INPUT RECORDS>
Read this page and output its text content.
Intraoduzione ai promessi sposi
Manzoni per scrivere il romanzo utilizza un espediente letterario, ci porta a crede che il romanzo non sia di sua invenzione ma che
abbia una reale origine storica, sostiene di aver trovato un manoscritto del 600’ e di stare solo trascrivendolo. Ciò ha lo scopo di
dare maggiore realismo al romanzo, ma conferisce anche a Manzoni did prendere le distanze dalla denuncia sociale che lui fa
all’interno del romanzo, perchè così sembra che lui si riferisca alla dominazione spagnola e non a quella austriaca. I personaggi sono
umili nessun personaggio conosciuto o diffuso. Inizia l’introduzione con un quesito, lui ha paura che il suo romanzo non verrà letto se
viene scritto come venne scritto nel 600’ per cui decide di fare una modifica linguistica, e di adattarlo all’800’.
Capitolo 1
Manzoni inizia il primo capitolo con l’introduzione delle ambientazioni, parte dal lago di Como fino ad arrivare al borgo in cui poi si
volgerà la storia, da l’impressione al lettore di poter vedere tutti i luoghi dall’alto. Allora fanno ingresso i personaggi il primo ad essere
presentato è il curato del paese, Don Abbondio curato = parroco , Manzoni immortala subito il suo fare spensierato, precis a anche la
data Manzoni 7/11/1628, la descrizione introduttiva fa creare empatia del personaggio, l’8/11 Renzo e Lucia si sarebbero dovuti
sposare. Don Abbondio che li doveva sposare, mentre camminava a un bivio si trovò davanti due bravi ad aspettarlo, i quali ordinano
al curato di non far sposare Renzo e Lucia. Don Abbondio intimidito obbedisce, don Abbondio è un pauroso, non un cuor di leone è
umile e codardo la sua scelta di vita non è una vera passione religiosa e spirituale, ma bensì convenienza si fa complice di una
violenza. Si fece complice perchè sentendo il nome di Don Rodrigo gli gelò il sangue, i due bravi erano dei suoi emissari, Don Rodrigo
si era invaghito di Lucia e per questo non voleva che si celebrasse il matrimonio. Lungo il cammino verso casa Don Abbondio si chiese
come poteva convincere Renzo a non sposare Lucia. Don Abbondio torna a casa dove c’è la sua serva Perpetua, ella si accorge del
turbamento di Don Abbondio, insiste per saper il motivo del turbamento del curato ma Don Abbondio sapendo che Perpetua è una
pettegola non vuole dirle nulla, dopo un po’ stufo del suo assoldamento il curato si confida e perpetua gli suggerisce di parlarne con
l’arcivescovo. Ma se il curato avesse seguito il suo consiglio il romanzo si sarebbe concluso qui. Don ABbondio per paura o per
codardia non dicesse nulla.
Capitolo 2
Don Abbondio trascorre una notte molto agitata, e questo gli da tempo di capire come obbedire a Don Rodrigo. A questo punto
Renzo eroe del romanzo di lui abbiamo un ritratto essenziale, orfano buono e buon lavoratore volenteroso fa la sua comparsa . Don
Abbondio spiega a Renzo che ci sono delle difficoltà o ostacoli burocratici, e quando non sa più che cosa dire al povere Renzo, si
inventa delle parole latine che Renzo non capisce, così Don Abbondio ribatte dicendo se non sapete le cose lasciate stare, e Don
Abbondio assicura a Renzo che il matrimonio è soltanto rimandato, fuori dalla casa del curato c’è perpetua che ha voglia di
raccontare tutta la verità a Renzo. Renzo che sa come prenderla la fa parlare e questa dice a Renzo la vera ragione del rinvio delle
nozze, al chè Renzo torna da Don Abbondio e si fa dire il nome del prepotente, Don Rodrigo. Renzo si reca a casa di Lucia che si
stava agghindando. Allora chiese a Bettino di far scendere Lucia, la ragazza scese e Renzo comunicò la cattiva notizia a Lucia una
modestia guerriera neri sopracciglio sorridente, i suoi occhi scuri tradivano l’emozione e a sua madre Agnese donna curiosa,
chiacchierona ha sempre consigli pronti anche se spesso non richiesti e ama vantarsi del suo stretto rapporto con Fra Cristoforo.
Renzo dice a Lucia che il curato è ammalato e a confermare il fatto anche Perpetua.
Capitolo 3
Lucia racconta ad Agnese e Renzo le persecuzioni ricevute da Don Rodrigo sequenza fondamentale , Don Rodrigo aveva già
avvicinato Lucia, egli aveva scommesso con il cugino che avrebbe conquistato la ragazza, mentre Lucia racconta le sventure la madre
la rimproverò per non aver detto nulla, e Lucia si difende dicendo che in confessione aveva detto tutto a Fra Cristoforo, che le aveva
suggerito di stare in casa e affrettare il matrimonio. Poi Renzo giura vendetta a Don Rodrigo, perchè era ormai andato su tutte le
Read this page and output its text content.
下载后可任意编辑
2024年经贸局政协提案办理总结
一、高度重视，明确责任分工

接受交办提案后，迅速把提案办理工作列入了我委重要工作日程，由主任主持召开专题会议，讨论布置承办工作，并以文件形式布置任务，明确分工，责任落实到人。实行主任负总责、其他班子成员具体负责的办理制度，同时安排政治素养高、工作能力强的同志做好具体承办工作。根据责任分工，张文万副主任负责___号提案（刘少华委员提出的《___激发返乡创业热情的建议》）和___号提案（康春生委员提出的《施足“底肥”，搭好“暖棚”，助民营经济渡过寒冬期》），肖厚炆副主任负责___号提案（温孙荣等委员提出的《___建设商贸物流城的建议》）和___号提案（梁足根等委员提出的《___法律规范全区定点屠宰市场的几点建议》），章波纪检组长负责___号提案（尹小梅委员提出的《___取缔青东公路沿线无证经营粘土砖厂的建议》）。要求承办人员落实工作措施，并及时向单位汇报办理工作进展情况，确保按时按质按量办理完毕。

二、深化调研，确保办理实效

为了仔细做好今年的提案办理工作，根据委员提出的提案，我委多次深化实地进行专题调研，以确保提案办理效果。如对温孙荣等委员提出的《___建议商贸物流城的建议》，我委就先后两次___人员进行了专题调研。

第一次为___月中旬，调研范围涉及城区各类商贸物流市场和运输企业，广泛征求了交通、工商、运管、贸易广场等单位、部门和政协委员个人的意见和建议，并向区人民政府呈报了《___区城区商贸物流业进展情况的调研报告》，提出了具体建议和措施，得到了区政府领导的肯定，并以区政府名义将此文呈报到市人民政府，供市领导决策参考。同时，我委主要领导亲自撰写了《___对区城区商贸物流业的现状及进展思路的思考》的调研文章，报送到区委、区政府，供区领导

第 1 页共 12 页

WHAT YOU HAVE TO DO>
For each line of the entries that includes "così", show that line.

ANSWER TO THE EXERCISE>
all’interno del romanzo, perchè così sembra che lui si riferisca alla dominazione spagnola e non a quella austriaca. I personaggi sono
inventa delle parole latine che Renzo non capisce, così Don Abbondio ribatte dicendo se non sapete le cose lasciate stare, e Don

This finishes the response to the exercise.